**Data entries**:
────────────────────
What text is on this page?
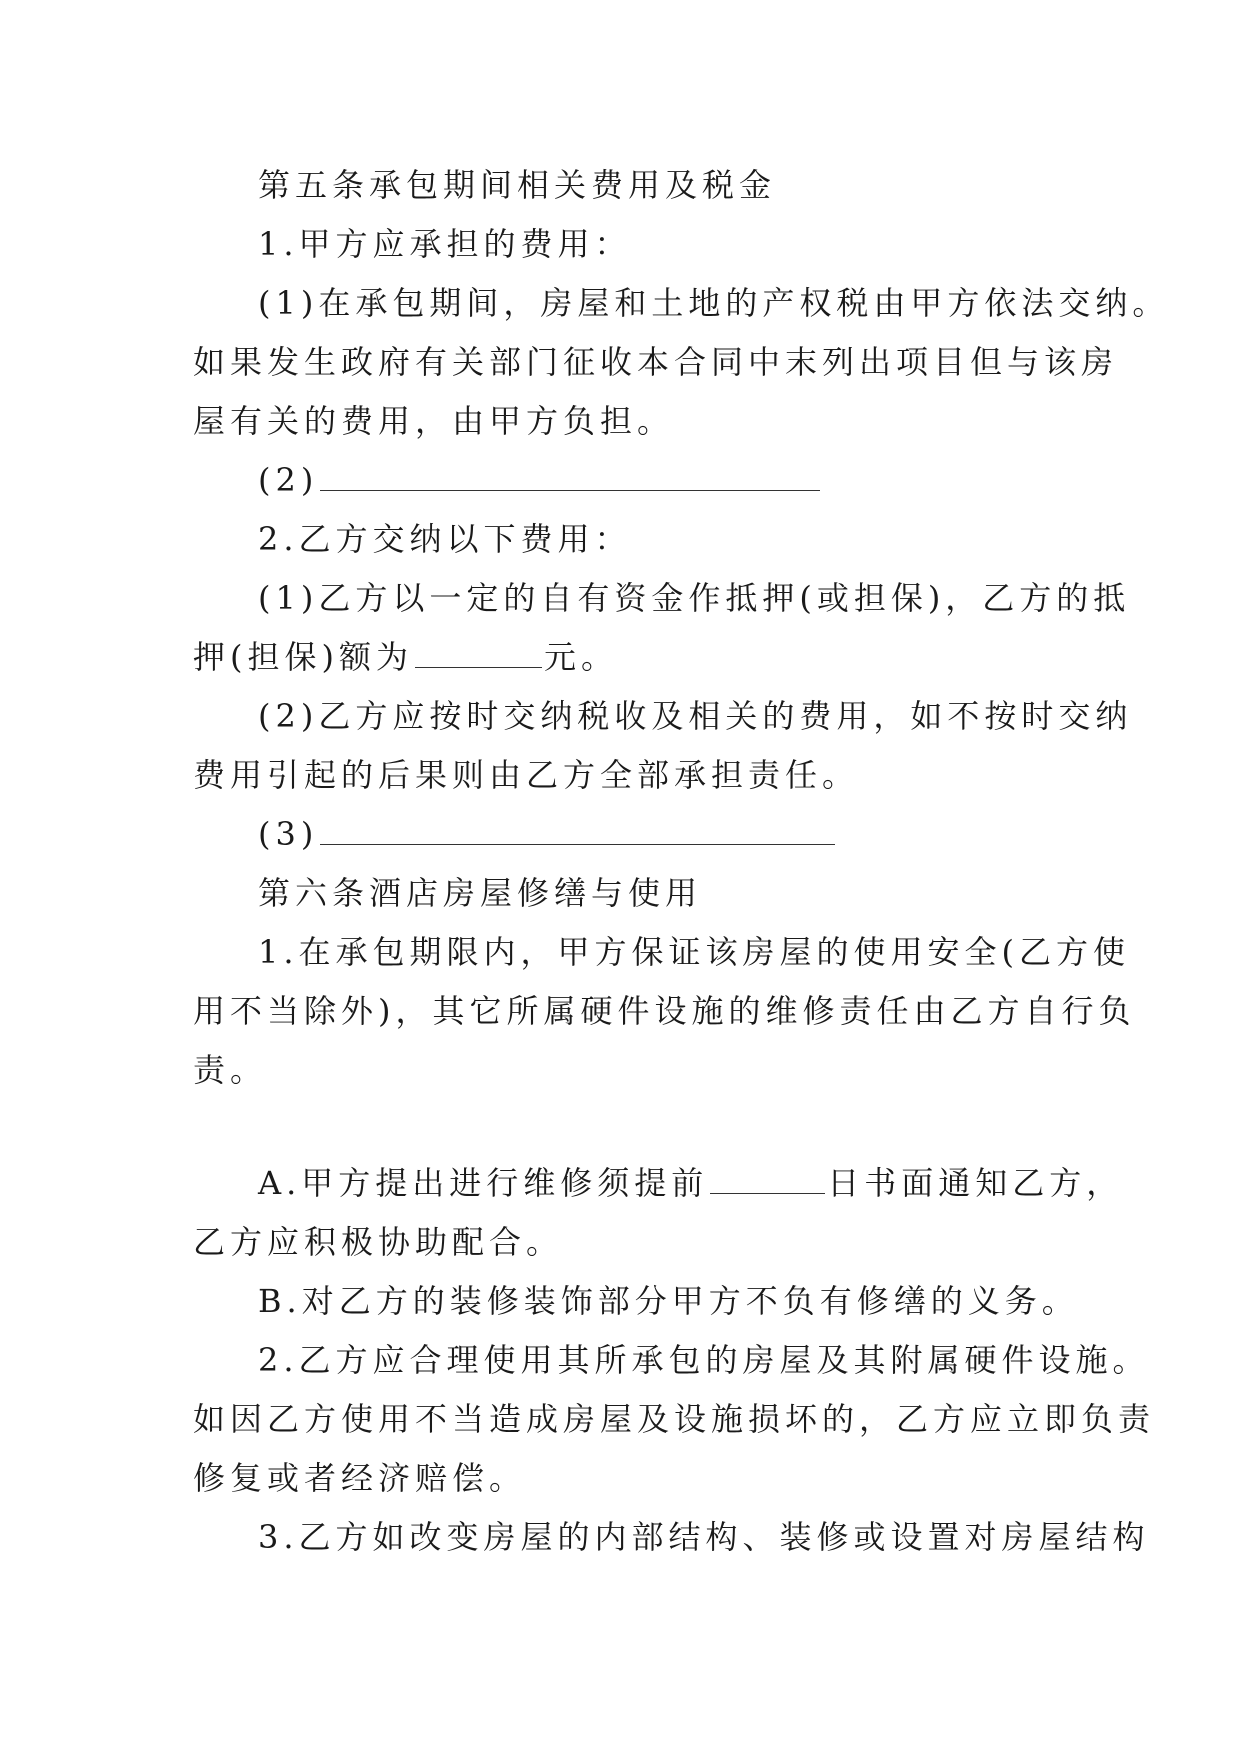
第五条承包期间相关费用及税金
1.甲方应承担的费用：
(1)在承包期间，房屋和土地的产权税由甲方依法交纳。
如果发生政府有关部门征收本合同中末列出项目但与该房
屋有关的费用，由甲方负担。
(2)
2.乙方交纳以下费用：
(1)乙方以一定的自有资金作抵押(或担保)，乙方的抵
押(担保)额为	元。
(2)乙方应按时交纳税收及相关的费用，如不按时交纳
费用引起的后果则由乙方全部承担责任。
(3)
第六条酒店房屋修缮与使用
1.在承包期限内，甲方保证该房屋的使用安全(乙方使
用不当除外)，其它所属硬件设施的维修责任由乙方自行负
责。
A.甲方提出进行维修须提前	日书面通知乙方，
乙方应积极协助配合。
B.对乙方的装修装饰部分甲方不负有修缮的义务。
2.乙方应合理使用其所承包的房屋及其附属硬件设施。
如因乙方使用不当造成房屋及设施损坏的，乙方应立即负责
修复或者经济赔偿。
3.乙方如改变房屋的内部结构、装修或设置对房屋结构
────────────────────
**PROBLEM**: A faithful copy of the records above is needed, with the pictures left out.

**ANSWER BELOW**:
What text is on this page?
第五条承包期间相关费用及税金
1.甲方应承担的费用：
(1)在承包期间，房屋和土地的产权税由甲方依法交纳。
如果发生政府有关部门征收本合同中末列出项目但与该房
屋有关的费用，由甲方负担。
(2)
2.乙方交纳以下费用：
(1)乙方以一定的自有资金作抵押(或担保)，乙方的抵
押(担保)额为	元。
(2)乙方应按时交纳税收及相关的费用，如不按时交纳
费用引起的后果则由乙方全部承担责任。
(3)
第六条酒店房屋修缮与使用
1.在承包期限内，甲方保证该房屋的使用安全(乙方使
用不当除外)，其它所属硬件设施的维修责任由乙方自行负
责。
A.甲方提出进行维修须提前	日书面通知乙方，
乙方应积极协助配合。
B.对乙方的装修装饰部分甲方不负有修缮的义务。
2.乙方应合理使用其所承包的房屋及其附属硬件设施。
如因乙方使用不当造成房屋及设施损坏的，乙方应立即负责
修复或者经济赔偿。
3.乙方如改变房屋的内部结构、装修或设置对房屋结构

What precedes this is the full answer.